##### Supplied entries
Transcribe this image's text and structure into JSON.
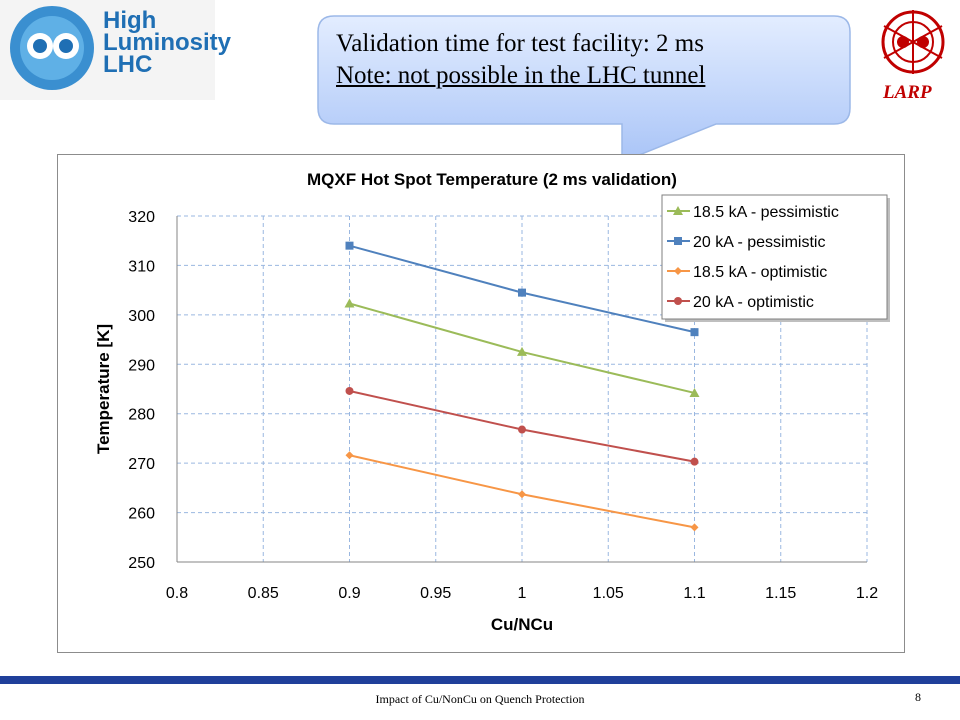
{
  "branding": {
    "hl_lines": [
      "High",
      "Luminosity",
      "LHC"
    ],
    "larp": "LARP"
  },
  "callout": {
    "line1": "Validation time for test facility: 2 ms",
    "line2": "Note: not possible in the LHC tunnel"
  },
  "footer": {
    "text": "Impact of Cu/NonCu on Quench Protection",
    "page": "8"
  },
  "chart_data": {
    "type": "line",
    "title": "MQXF Hot Spot Temperature (2 ms validation)",
    "xlabel": "Cu/NCu",
    "ylabel": "Temperature [K]",
    "xlim": [
      0.8,
      1.2
    ],
    "ylim": [
      250,
      320
    ],
    "xticks": [
      "0.8",
      "0.85",
      "0.9",
      "0.95",
      "1",
      "1.05",
      "1.1",
      "1.15",
      "1.2"
    ],
    "yticks": [
      "250",
      "260",
      "270",
      "280",
      "290",
      "300",
      "310",
      "320"
    ],
    "grid": true,
    "legend_position": "top-right",
    "x": [
      0.9,
      1.0,
      1.1
    ],
    "series": [
      {
        "name": "18.5 kA - pessimistic",
        "values": [
          302.3,
          292.5,
          284.2
        ],
        "color": "#9bbb59",
        "marker": "triangle"
      },
      {
        "name": "20 kA - pessimistic",
        "values": [
          314.0,
          304.5,
          296.5
        ],
        "color": "#4f81bd",
        "marker": "square"
      },
      {
        "name": "18.5 kA - optimistic",
        "values": [
          271.6,
          263.7,
          257.0
        ],
        "color": "#f79646",
        "marker": "diamond"
      },
      {
        "name": "20 kA - optimistic",
        "values": [
          284.6,
          276.8,
          270.3
        ],
        "color": "#c0504d",
        "marker": "circle"
      }
    ]
  }
}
##########
Without the pictures, output the full listing exactly as it stands.

# Written response
Transcribe this image's text and structure into JSON.
{
  "branding": {
    "hl_lines": [
      "High",
      "Luminosity",
      "LHC"
    ],
    "larp": "LARP"
  },
  "callout": {
    "line1": "Validation time for test facility: 2 ms",
    "line2": "Note: not possible in the LHC tunnel"
  },
  "footer": {
    "text": "Impact of Cu/NonCu on Quench Protection",
    "page": "8"
  },
  "chart_data": {
    "type": "line",
    "title": "MQXF Hot Spot Temperature (2 ms validation)",
    "xlabel": "Cu/NCu",
    "ylabel": "Temperature [K]",
    "xlim": [
      0.8,
      1.2
    ],
    "ylim": [
      250,
      320
    ],
    "xticks": [
      "0.8",
      "0.85",
      "0.9",
      "0.95",
      "1",
      "1.05",
      "1.1",
      "1.15",
      "1.2"
    ],
    "yticks": [
      "250",
      "260",
      "270",
      "280",
      "290",
      "300",
      "310",
      "320"
    ],
    "grid": true,
    "legend_position": "top-right",
    "x": [
      0.9,
      1.0,
      1.1
    ],
    "series": [
      {
        "name": "18.5 kA - pessimistic",
        "values": [
          302.3,
          292.5,
          284.2
        ],
        "color": "#9bbb59",
        "marker": "triangle"
      },
      {
        "name": "20 kA - pessimistic",
        "values": [
          314.0,
          304.5,
          296.5
        ],
        "color": "#4f81bd",
        "marker": "square"
      },
      {
        "name": "18.5 kA - optimistic",
        "values": [
          271.6,
          263.7,
          257.0
        ],
        "color": "#f79646",
        "marker": "diamond"
      },
      {
        "name": "20 kA - optimistic",
        "values": [
          284.6,
          276.8,
          270.3
        ],
        "color": "#c0504d",
        "marker": "circle"
      }
    ]
  }
}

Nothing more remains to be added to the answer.